What needs to be done>
Reproduce the data below in full and exclude every picture.

Data rows>
——
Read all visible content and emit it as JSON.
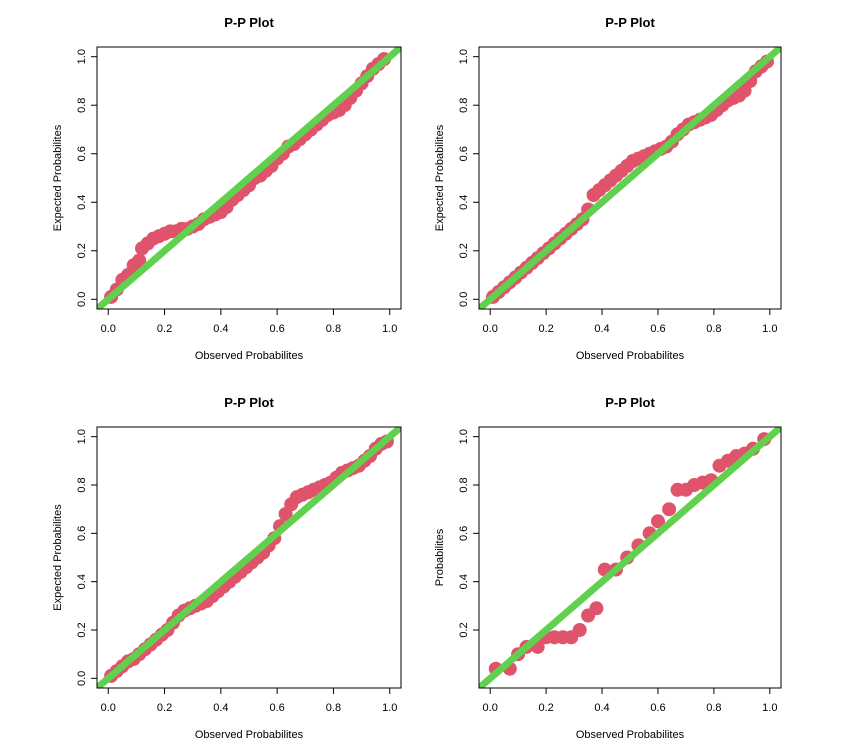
{
  "chart_data": [
    {
      "type": "scatter",
      "title": "P-P Plot",
      "xlabel": "Observed Probabilites",
      "ylabel": "Expected Probabilites",
      "xlim": [
        0,
        1
      ],
      "ylim": [
        0,
        1
      ],
      "xticks": [
        "0.0",
        "0.2",
        "0.4",
        "0.6",
        "0.8",
        "1.0"
      ],
      "yticks": [
        "0.0",
        "0.2",
        "0.4",
        "0.6",
        "0.8",
        "1.0"
      ],
      "point_color": "#DF536B",
      "line_color": "#61D04F",
      "reference_line": {
        "from": [
          0,
          0
        ],
        "to": [
          1,
          1
        ]
      },
      "x": [
        0.01,
        0.03,
        0.05,
        0.07,
        0.09,
        0.11,
        0.12,
        0.14,
        0.16,
        0.18,
        0.2,
        0.22,
        0.24,
        0.26,
        0.28,
        0.3,
        0.32,
        0.34,
        0.36,
        0.38,
        0.4,
        0.42,
        0.44,
        0.46,
        0.48,
        0.5,
        0.52,
        0.54,
        0.56,
        0.58,
        0.6,
        0.62,
        0.64,
        0.66,
        0.68,
        0.7,
        0.72,
        0.74,
        0.76,
        0.78,
        0.8,
        0.82,
        0.84,
        0.86,
        0.88,
        0.9,
        0.92,
        0.94,
        0.96,
        0.98
      ],
      "y": [
        0.01,
        0.04,
        0.08,
        0.1,
        0.14,
        0.16,
        0.21,
        0.23,
        0.25,
        0.26,
        0.27,
        0.28,
        0.28,
        0.29,
        0.29,
        0.3,
        0.31,
        0.33,
        0.34,
        0.35,
        0.36,
        0.38,
        0.41,
        0.43,
        0.45,
        0.47,
        0.5,
        0.51,
        0.53,
        0.55,
        0.58,
        0.6,
        0.63,
        0.64,
        0.66,
        0.68,
        0.7,
        0.72,
        0.74,
        0.76,
        0.77,
        0.78,
        0.8,
        0.83,
        0.86,
        0.89,
        0.92,
        0.95,
        0.97,
        0.99
      ]
    },
    {
      "type": "scatter",
      "title": "P-P Plot",
      "xlabel": "Observed Probabilites",
      "ylabel": "Expected Probabilites",
      "xlim": [
        0,
        1
      ],
      "ylim": [
        0,
        1
      ],
      "xticks": [
        "0.0",
        "0.2",
        "0.4",
        "0.6",
        "0.8",
        "1.0"
      ],
      "yticks": [
        "0.0",
        "0.2",
        "0.4",
        "0.6",
        "0.8",
        "1.0"
      ],
      "point_color": "#DF536B",
      "line_color": "#61D04F",
      "reference_line": {
        "from": [
          0,
          0
        ],
        "to": [
          1,
          1
        ]
      },
      "x": [
        0.01,
        0.03,
        0.05,
        0.07,
        0.09,
        0.11,
        0.13,
        0.15,
        0.17,
        0.19,
        0.21,
        0.23,
        0.25,
        0.27,
        0.29,
        0.31,
        0.33,
        0.35,
        0.37,
        0.39,
        0.41,
        0.43,
        0.45,
        0.47,
        0.49,
        0.51,
        0.53,
        0.55,
        0.57,
        0.59,
        0.61,
        0.63,
        0.65,
        0.67,
        0.69,
        0.71,
        0.73,
        0.75,
        0.77,
        0.79,
        0.81,
        0.83,
        0.85,
        0.87,
        0.89,
        0.91,
        0.93,
        0.95,
        0.97,
        0.99
      ],
      "y": [
        0.01,
        0.03,
        0.05,
        0.07,
        0.09,
        0.11,
        0.13,
        0.15,
        0.17,
        0.19,
        0.21,
        0.23,
        0.25,
        0.27,
        0.29,
        0.31,
        0.33,
        0.37,
        0.43,
        0.45,
        0.47,
        0.49,
        0.51,
        0.53,
        0.55,
        0.57,
        0.58,
        0.59,
        0.6,
        0.61,
        0.62,
        0.63,
        0.65,
        0.68,
        0.7,
        0.72,
        0.73,
        0.74,
        0.75,
        0.76,
        0.78,
        0.8,
        0.82,
        0.83,
        0.84,
        0.86,
        0.9,
        0.94,
        0.96,
        0.98
      ]
    },
    {
      "type": "scatter",
      "title": "P-P Plot",
      "xlabel": "Observed Probabilites",
      "ylabel": "Expected Probabilites",
      "xlim": [
        0,
        1
      ],
      "ylim": [
        0,
        1
      ],
      "xticks": [
        "0.0",
        "0.2",
        "0.4",
        "0.6",
        "0.8",
        "1.0"
      ],
      "yticks": [
        "0.0",
        "0.2",
        "0.4",
        "0.6",
        "0.8",
        "1.0"
      ],
      "point_color": "#DF536B",
      "line_color": "#61D04F",
      "reference_line": {
        "from": [
          0,
          0
        ],
        "to": [
          1,
          1
        ]
      },
      "x": [
        0.01,
        0.03,
        0.05,
        0.07,
        0.09,
        0.11,
        0.13,
        0.15,
        0.17,
        0.19,
        0.21,
        0.23,
        0.25,
        0.27,
        0.29,
        0.31,
        0.33,
        0.35,
        0.37,
        0.39,
        0.41,
        0.43,
        0.45,
        0.47,
        0.49,
        0.51,
        0.53,
        0.55,
        0.57,
        0.59,
        0.61,
        0.63,
        0.65,
        0.67,
        0.69,
        0.71,
        0.73,
        0.75,
        0.77,
        0.79,
        0.81,
        0.83,
        0.85,
        0.87,
        0.89,
        0.91,
        0.93,
        0.95,
        0.97,
        0.99
      ],
      "y": [
        0.01,
        0.03,
        0.05,
        0.07,
        0.08,
        0.1,
        0.12,
        0.14,
        0.16,
        0.18,
        0.2,
        0.23,
        0.26,
        0.28,
        0.29,
        0.3,
        0.31,
        0.32,
        0.34,
        0.36,
        0.38,
        0.4,
        0.42,
        0.44,
        0.46,
        0.48,
        0.5,
        0.52,
        0.55,
        0.58,
        0.63,
        0.68,
        0.72,
        0.75,
        0.76,
        0.77,
        0.78,
        0.79,
        0.8,
        0.81,
        0.83,
        0.85,
        0.86,
        0.87,
        0.88,
        0.9,
        0.92,
        0.95,
        0.97,
        0.98
      ]
    },
    {
      "type": "scatter",
      "title": "P-P Plot",
      "xlabel": "Observed Probabilites",
      "ylabel": "Probabilites",
      "xlim": [
        0,
        1
      ],
      "ylim": [
        0,
        1
      ],
      "xticks": [
        "0.0",
        "0.2",
        "0.4",
        "0.6",
        "0.8",
        "1.0"
      ],
      "yticks": [
        "0.2",
        "0.4",
        "0.6",
        "0.8",
        "1.0"
      ],
      "point_color": "#DF536B",
      "line_color": "#61D04F",
      "reference_line": {
        "from": [
          0,
          0
        ],
        "to": [
          1,
          1
        ]
      },
      "x": [
        0.02,
        0.07,
        0.1,
        0.13,
        0.17,
        0.2,
        0.23,
        0.26,
        0.29,
        0.32,
        0.35,
        0.38,
        0.41,
        0.45,
        0.49,
        0.53,
        0.57,
        0.6,
        0.64,
        0.67,
        0.7,
        0.73,
        0.76,
        0.79,
        0.82,
        0.85,
        0.88,
        0.91,
        0.94,
        0.98
      ],
      "y": [
        0.04,
        0.04,
        0.1,
        0.13,
        0.13,
        0.17,
        0.17,
        0.17,
        0.17,
        0.2,
        0.26,
        0.29,
        0.45,
        0.45,
        0.5,
        0.55,
        0.6,
        0.65,
        0.7,
        0.78,
        0.78,
        0.8,
        0.81,
        0.82,
        0.88,
        0.9,
        0.92,
        0.93,
        0.95,
        0.99
      ]
    }
  ]
}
——
Written solution>
Read all visible content and emit it as JSON.
{
  "chart_data": [
    {
      "type": "scatter",
      "title": "P-P Plot",
      "xlabel": "Observed Probabilites",
      "ylabel": "Expected Probabilites",
      "xlim": [
        0,
        1
      ],
      "ylim": [
        0,
        1
      ],
      "xticks": [
        "0.0",
        "0.2",
        "0.4",
        "0.6",
        "0.8",
        "1.0"
      ],
      "yticks": [
        "0.0",
        "0.2",
        "0.4",
        "0.6",
        "0.8",
        "1.0"
      ],
      "point_color": "#DF536B",
      "line_color": "#61D04F",
      "reference_line": {
        "from": [
          0,
          0
        ],
        "to": [
          1,
          1
        ]
      },
      "x": [
        0.01,
        0.03,
        0.05,
        0.07,
        0.09,
        0.11,
        0.12,
        0.14,
        0.16,
        0.18,
        0.2,
        0.22,
        0.24,
        0.26,
        0.28,
        0.3,
        0.32,
        0.34,
        0.36,
        0.38,
        0.4,
        0.42,
        0.44,
        0.46,
        0.48,
        0.5,
        0.52,
        0.54,
        0.56,
        0.58,
        0.6,
        0.62,
        0.64,
        0.66,
        0.68,
        0.7,
        0.72,
        0.74,
        0.76,
        0.78,
        0.8,
        0.82,
        0.84,
        0.86,
        0.88,
        0.9,
        0.92,
        0.94,
        0.96,
        0.98
      ],
      "y": [
        0.01,
        0.04,
        0.08,
        0.1,
        0.14,
        0.16,
        0.21,
        0.23,
        0.25,
        0.26,
        0.27,
        0.28,
        0.28,
        0.29,
        0.29,
        0.3,
        0.31,
        0.33,
        0.34,
        0.35,
        0.36,
        0.38,
        0.41,
        0.43,
        0.45,
        0.47,
        0.5,
        0.51,
        0.53,
        0.55,
        0.58,
        0.6,
        0.63,
        0.64,
        0.66,
        0.68,
        0.7,
        0.72,
        0.74,
        0.76,
        0.77,
        0.78,
        0.8,
        0.83,
        0.86,
        0.89,
        0.92,
        0.95,
        0.97,
        0.99
      ]
    },
    {
      "type": "scatter",
      "title": "P-P Plot",
      "xlabel": "Observed Probabilites",
      "ylabel": "Expected Probabilites",
      "xlim": [
        0,
        1
      ],
      "ylim": [
        0,
        1
      ],
      "xticks": [
        "0.0",
        "0.2",
        "0.4",
        "0.6",
        "0.8",
        "1.0"
      ],
      "yticks": [
        "0.0",
        "0.2",
        "0.4",
        "0.6",
        "0.8",
        "1.0"
      ],
      "point_color": "#DF536B",
      "line_color": "#61D04F",
      "reference_line": {
        "from": [
          0,
          0
        ],
        "to": [
          1,
          1
        ]
      },
      "x": [
        0.01,
        0.03,
        0.05,
        0.07,
        0.09,
        0.11,
        0.13,
        0.15,
        0.17,
        0.19,
        0.21,
        0.23,
        0.25,
        0.27,
        0.29,
        0.31,
        0.33,
        0.35,
        0.37,
        0.39,
        0.41,
        0.43,
        0.45,
        0.47,
        0.49,
        0.51,
        0.53,
        0.55,
        0.57,
        0.59,
        0.61,
        0.63,
        0.65,
        0.67,
        0.69,
        0.71,
        0.73,
        0.75,
        0.77,
        0.79,
        0.81,
        0.83,
        0.85,
        0.87,
        0.89,
        0.91,
        0.93,
        0.95,
        0.97,
        0.99
      ],
      "y": [
        0.01,
        0.03,
        0.05,
        0.07,
        0.09,
        0.11,
        0.13,
        0.15,
        0.17,
        0.19,
        0.21,
        0.23,
        0.25,
        0.27,
        0.29,
        0.31,
        0.33,
        0.37,
        0.43,
        0.45,
        0.47,
        0.49,
        0.51,
        0.53,
        0.55,
        0.57,
        0.58,
        0.59,
        0.6,
        0.61,
        0.62,
        0.63,
        0.65,
        0.68,
        0.7,
        0.72,
        0.73,
        0.74,
        0.75,
        0.76,
        0.78,
        0.8,
        0.82,
        0.83,
        0.84,
        0.86,
        0.9,
        0.94,
        0.96,
        0.98
      ]
    },
    {
      "type": "scatter",
      "title": "P-P Plot",
      "xlabel": "Observed Probabilites",
      "ylabel": "Expected Probabilites",
      "xlim": [
        0,
        1
      ],
      "ylim": [
        0,
        1
      ],
      "xticks": [
        "0.0",
        "0.2",
        "0.4",
        "0.6",
        "0.8",
        "1.0"
      ],
      "yticks": [
        "0.0",
        "0.2",
        "0.4",
        "0.6",
        "0.8",
        "1.0"
      ],
      "point_color": "#DF536B",
      "line_color": "#61D04F",
      "reference_line": {
        "from": [
          0,
          0
        ],
        "to": [
          1,
          1
        ]
      },
      "x": [
        0.01,
        0.03,
        0.05,
        0.07,
        0.09,
        0.11,
        0.13,
        0.15,
        0.17,
        0.19,
        0.21,
        0.23,
        0.25,
        0.27,
        0.29,
        0.31,
        0.33,
        0.35,
        0.37,
        0.39,
        0.41,
        0.43,
        0.45,
        0.47,
        0.49,
        0.51,
        0.53,
        0.55,
        0.57,
        0.59,
        0.61,
        0.63,
        0.65,
        0.67,
        0.69,
        0.71,
        0.73,
        0.75,
        0.77,
        0.79,
        0.81,
        0.83,
        0.85,
        0.87,
        0.89,
        0.91,
        0.93,
        0.95,
        0.97,
        0.99
      ],
      "y": [
        0.01,
        0.03,
        0.05,
        0.07,
        0.08,
        0.1,
        0.12,
        0.14,
        0.16,
        0.18,
        0.2,
        0.23,
        0.26,
        0.28,
        0.29,
        0.3,
        0.31,
        0.32,
        0.34,
        0.36,
        0.38,
        0.4,
        0.42,
        0.44,
        0.46,
        0.48,
        0.5,
        0.52,
        0.55,
        0.58,
        0.63,
        0.68,
        0.72,
        0.75,
        0.76,
        0.77,
        0.78,
        0.79,
        0.8,
        0.81,
        0.83,
        0.85,
        0.86,
        0.87,
        0.88,
        0.9,
        0.92,
        0.95,
        0.97,
        0.98
      ]
    },
    {
      "type": "scatter",
      "title": "P-P Plot",
      "xlabel": "Observed Probabilites",
      "ylabel": "Probabilites",
      "xlim": [
        0,
        1
      ],
      "ylim": [
        0,
        1
      ],
      "xticks": [
        "0.0",
        "0.2",
        "0.4",
        "0.6",
        "0.8",
        "1.0"
      ],
      "yticks": [
        "0.2",
        "0.4",
        "0.6",
        "0.8",
        "1.0"
      ],
      "point_color": "#DF536B",
      "line_color": "#61D04F",
      "reference_line": {
        "from": [
          0,
          0
        ],
        "to": [
          1,
          1
        ]
      },
      "x": [
        0.02,
        0.07,
        0.1,
        0.13,
        0.17,
        0.2,
        0.23,
        0.26,
        0.29,
        0.32,
        0.35,
        0.38,
        0.41,
        0.45,
        0.49,
        0.53,
        0.57,
        0.6,
        0.64,
        0.67,
        0.7,
        0.73,
        0.76,
        0.79,
        0.82,
        0.85,
        0.88,
        0.91,
        0.94,
        0.98
      ],
      "y": [
        0.04,
        0.04,
        0.1,
        0.13,
        0.13,
        0.17,
        0.17,
        0.17,
        0.17,
        0.2,
        0.26,
        0.29,
        0.45,
        0.45,
        0.5,
        0.55,
        0.6,
        0.65,
        0.7,
        0.78,
        0.78,
        0.8,
        0.81,
        0.82,
        0.88,
        0.9,
        0.92,
        0.93,
        0.95,
        0.99
      ]
    }
  ]
}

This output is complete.